[BEGIN RECORDED INFORMATION]

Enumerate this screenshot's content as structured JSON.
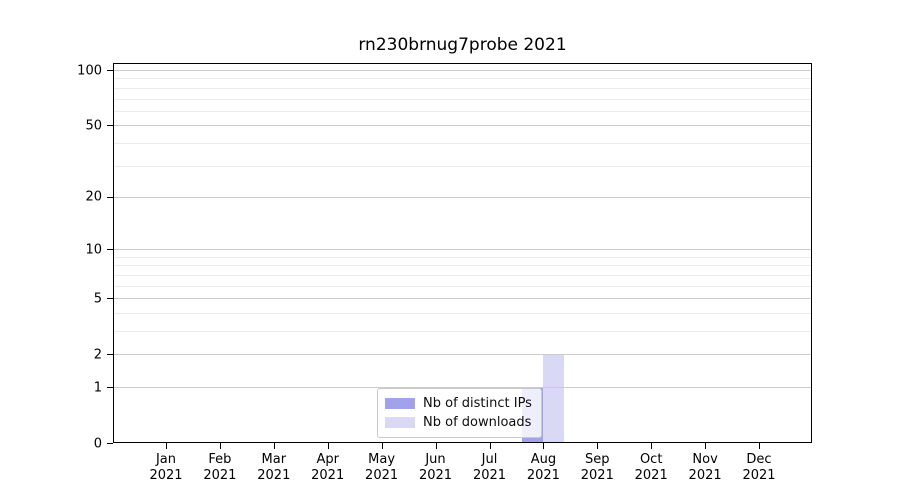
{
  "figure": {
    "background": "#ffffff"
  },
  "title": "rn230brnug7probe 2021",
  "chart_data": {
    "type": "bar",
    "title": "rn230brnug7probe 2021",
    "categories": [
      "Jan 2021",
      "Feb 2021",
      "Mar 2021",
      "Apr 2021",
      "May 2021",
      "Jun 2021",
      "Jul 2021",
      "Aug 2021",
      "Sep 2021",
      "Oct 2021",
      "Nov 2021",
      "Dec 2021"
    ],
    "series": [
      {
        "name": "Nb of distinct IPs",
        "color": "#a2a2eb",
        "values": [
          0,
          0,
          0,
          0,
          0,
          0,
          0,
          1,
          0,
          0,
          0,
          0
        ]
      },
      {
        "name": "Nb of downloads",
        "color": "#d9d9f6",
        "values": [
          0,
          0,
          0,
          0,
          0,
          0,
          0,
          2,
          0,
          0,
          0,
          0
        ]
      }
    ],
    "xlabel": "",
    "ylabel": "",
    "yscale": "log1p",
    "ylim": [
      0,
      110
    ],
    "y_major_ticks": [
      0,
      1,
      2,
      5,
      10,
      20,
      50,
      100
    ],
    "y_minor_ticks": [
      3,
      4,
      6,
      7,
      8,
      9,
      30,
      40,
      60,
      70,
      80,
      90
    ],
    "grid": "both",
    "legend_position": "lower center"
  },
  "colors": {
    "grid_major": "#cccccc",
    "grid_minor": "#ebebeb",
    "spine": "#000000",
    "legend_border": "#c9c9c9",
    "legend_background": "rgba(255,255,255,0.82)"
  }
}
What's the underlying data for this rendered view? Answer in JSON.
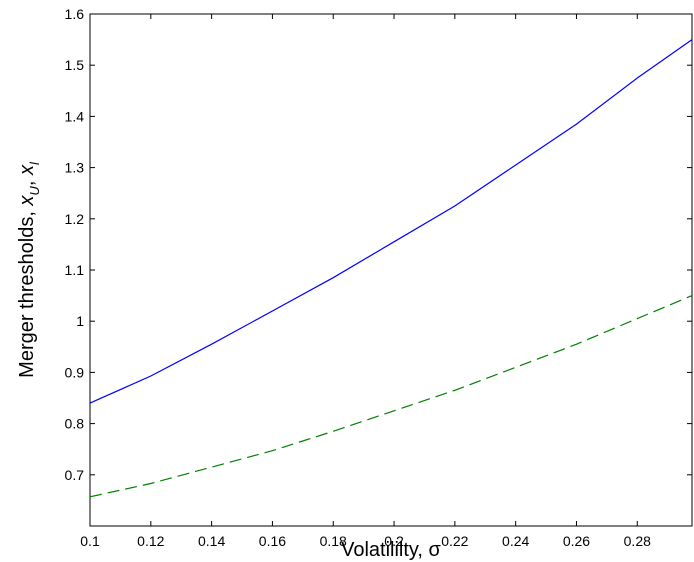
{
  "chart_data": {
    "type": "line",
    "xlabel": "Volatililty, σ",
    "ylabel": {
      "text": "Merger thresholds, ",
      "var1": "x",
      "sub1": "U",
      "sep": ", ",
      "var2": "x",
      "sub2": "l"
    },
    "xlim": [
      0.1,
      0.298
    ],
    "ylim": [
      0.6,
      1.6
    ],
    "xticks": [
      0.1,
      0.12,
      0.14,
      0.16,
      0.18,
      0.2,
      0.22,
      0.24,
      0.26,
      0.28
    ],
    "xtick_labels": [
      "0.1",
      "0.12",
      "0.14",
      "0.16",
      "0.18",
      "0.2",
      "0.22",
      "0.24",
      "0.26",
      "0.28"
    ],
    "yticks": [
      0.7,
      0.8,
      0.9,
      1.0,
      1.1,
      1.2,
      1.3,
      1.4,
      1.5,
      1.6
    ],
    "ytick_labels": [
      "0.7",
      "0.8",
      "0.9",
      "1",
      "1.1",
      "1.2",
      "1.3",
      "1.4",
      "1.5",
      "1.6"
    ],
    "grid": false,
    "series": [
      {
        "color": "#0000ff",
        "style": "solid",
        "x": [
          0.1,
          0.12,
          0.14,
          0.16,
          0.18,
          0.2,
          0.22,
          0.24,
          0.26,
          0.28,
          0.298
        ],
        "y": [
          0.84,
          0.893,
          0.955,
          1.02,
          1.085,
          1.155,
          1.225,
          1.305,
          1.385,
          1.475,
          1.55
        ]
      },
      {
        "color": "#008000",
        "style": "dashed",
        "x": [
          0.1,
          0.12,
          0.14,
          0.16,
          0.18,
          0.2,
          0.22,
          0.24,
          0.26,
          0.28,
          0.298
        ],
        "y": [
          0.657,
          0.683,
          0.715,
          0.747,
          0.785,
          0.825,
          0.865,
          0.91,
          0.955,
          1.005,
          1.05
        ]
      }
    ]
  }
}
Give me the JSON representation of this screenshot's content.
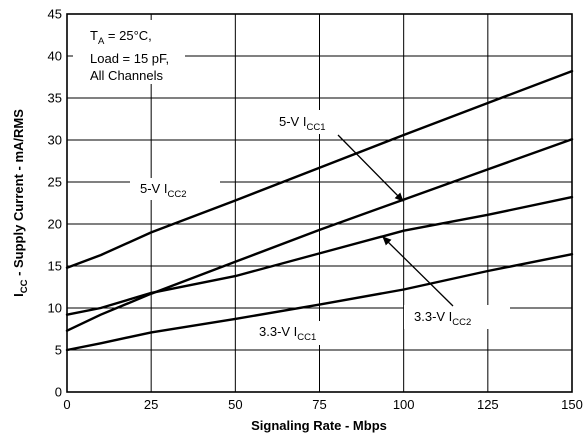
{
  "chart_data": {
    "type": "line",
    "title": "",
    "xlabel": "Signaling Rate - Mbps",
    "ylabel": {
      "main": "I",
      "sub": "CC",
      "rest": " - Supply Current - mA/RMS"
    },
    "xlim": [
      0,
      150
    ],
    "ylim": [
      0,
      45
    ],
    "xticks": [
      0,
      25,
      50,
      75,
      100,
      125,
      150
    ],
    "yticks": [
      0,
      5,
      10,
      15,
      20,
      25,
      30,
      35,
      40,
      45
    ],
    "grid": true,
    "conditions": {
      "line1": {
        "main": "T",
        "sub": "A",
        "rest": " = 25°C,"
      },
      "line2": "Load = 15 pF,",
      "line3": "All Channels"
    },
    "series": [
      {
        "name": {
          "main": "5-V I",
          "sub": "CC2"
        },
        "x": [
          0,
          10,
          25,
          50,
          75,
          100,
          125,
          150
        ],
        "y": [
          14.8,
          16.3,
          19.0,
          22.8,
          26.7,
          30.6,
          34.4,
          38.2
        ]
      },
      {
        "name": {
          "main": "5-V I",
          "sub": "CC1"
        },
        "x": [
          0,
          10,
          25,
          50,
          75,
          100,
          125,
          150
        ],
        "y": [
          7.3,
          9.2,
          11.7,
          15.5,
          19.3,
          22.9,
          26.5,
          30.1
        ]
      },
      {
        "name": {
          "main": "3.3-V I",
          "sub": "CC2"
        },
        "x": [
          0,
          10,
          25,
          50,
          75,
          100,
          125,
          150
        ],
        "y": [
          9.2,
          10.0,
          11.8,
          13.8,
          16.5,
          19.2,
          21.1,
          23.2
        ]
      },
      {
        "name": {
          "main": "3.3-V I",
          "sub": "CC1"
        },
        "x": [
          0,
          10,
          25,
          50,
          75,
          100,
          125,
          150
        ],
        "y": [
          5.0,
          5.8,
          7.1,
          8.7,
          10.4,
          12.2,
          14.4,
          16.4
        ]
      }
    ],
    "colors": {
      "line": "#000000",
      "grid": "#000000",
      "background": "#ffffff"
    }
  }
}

[END RECORDED INFORMATION]
[BEGIN RECORDED INFORMATION]

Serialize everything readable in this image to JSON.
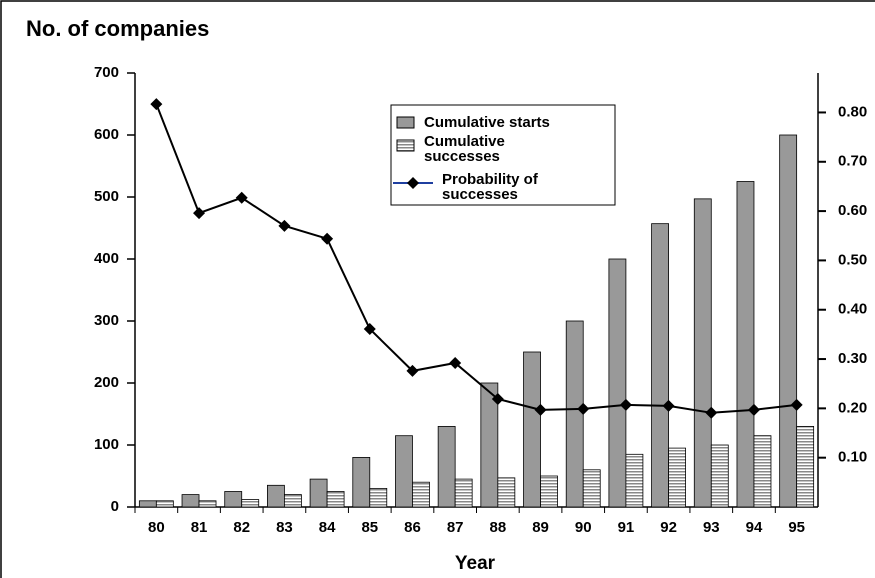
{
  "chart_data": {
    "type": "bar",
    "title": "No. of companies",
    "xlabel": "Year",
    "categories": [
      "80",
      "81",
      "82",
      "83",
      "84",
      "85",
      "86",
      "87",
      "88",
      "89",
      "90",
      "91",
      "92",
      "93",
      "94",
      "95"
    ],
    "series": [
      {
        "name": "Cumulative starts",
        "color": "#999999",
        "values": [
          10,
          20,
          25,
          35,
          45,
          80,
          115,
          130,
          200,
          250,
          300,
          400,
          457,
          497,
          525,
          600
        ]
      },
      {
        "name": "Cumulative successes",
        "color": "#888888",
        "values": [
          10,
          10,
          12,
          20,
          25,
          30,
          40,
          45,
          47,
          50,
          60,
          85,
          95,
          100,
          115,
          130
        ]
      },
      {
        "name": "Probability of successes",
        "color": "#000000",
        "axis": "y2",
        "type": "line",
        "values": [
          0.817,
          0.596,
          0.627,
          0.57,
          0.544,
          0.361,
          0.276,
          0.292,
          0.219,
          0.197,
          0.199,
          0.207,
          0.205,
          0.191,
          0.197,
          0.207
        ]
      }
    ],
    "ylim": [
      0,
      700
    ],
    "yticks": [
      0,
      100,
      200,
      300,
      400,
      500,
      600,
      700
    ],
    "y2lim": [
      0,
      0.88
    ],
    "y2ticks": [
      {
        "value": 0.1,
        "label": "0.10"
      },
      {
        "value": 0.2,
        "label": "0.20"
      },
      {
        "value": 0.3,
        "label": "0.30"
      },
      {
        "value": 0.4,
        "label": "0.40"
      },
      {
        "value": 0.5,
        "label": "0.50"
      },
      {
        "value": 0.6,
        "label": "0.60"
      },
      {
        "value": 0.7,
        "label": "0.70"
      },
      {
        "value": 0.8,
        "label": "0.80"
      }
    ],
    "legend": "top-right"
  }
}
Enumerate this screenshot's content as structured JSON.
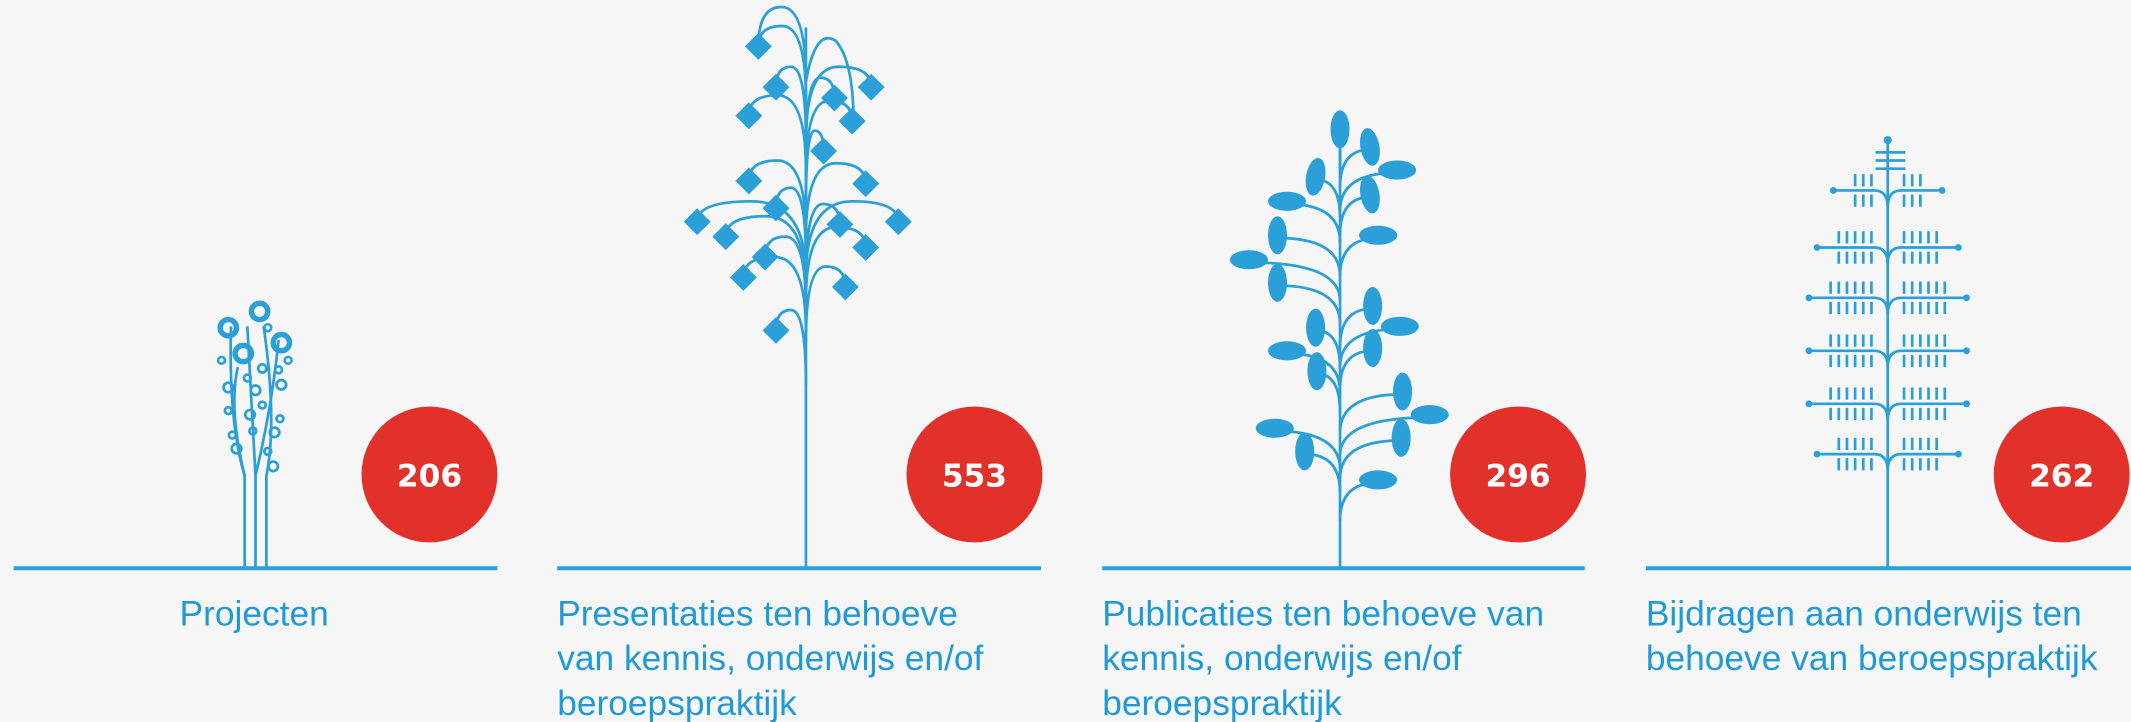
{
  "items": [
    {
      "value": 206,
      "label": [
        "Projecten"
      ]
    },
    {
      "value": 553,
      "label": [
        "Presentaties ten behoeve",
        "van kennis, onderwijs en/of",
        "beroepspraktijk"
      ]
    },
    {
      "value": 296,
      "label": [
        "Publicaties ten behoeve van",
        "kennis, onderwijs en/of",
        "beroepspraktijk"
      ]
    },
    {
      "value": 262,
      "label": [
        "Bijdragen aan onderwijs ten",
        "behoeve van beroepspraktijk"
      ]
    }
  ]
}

[END RECORDED INFORMATION]
[BEGIN RECORDED INFORMATION]

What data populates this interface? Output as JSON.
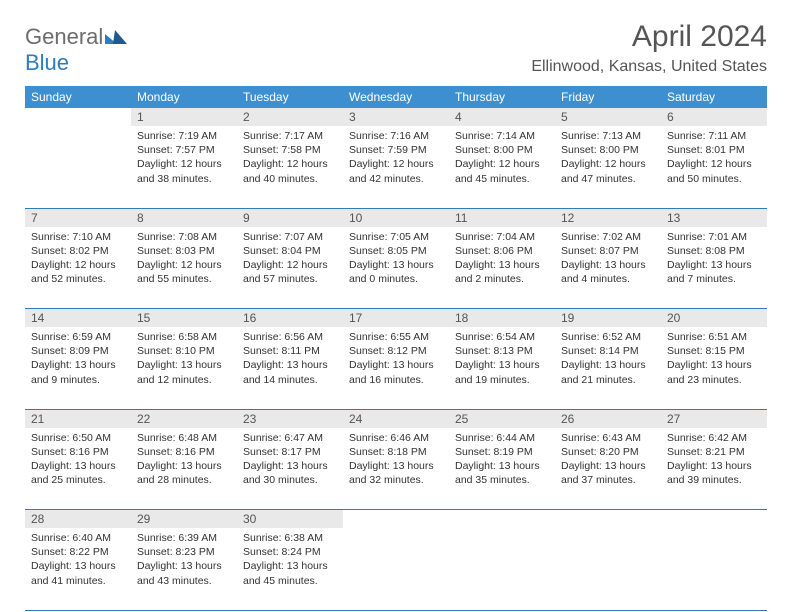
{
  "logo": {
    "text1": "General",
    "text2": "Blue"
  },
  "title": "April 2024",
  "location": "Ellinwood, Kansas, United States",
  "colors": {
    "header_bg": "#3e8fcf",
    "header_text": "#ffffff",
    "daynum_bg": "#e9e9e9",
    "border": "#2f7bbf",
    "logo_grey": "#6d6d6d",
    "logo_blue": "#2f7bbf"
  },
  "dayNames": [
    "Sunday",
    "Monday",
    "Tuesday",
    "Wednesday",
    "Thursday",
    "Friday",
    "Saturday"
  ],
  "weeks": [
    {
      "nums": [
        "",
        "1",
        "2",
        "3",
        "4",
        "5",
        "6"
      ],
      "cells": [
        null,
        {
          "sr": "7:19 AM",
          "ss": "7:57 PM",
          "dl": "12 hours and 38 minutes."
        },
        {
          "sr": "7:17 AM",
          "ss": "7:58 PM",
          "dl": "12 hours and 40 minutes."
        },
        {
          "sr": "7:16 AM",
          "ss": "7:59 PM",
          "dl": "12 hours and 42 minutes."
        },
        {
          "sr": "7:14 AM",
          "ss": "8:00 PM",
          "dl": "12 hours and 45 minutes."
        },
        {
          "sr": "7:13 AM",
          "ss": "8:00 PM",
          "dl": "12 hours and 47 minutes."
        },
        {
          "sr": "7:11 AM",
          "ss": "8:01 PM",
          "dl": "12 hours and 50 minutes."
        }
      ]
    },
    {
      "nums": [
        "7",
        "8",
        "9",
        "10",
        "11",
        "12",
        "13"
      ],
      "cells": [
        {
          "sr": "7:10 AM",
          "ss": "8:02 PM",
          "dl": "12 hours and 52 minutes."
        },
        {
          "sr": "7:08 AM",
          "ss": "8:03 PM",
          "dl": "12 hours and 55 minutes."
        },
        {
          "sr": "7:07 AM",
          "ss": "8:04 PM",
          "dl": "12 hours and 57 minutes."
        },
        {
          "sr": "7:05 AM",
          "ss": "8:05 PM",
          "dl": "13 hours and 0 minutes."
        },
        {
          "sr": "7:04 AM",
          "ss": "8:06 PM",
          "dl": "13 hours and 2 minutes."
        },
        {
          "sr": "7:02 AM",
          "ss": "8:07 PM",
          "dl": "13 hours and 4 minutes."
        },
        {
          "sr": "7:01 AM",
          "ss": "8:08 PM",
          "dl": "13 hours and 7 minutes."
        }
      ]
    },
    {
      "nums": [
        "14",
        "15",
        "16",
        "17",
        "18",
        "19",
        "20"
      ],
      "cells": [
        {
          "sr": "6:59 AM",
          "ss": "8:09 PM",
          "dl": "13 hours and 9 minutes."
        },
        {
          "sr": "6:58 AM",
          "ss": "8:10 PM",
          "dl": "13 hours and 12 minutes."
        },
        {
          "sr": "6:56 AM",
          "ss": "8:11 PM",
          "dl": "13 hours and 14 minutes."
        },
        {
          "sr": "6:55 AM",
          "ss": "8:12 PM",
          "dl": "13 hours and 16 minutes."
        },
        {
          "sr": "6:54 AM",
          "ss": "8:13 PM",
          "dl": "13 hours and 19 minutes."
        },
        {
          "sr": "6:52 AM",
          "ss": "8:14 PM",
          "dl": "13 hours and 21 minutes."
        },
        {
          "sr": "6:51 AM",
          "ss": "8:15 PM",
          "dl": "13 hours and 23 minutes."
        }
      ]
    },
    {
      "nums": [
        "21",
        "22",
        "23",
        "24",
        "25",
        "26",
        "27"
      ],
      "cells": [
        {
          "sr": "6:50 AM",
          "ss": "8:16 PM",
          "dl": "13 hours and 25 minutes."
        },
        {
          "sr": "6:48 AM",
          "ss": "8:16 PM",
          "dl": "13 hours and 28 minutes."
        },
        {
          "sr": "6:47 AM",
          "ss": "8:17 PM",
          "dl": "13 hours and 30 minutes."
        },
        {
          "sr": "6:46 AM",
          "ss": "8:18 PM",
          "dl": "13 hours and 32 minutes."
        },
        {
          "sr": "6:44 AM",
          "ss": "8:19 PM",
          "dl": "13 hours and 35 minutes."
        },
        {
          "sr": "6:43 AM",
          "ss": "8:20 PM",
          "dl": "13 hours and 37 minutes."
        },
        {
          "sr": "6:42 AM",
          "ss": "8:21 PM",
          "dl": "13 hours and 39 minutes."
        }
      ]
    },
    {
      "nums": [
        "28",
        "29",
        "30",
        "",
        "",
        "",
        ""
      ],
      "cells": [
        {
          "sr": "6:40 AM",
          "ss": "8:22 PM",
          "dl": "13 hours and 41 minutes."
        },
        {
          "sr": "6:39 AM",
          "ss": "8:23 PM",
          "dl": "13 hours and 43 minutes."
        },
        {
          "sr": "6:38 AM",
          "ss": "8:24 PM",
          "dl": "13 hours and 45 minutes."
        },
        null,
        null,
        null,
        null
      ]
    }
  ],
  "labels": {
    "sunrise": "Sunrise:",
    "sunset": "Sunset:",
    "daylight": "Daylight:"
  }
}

[END RECORDED INFORMATION]

Check each line above for "JSON" and return the ones that have it.

**SOLUTION TO THIS PROBLEM**
Enumerate this screenshot's content as structured JSON.
What's the underlying data for this rendered view? Answer in JSON.
Give me the JSON representation of this screenshot's content.
Serialize everything readable in this image to JSON.
Enumerate this screenshot's content as structured JSON.
What data populates this interface? Output as JSON.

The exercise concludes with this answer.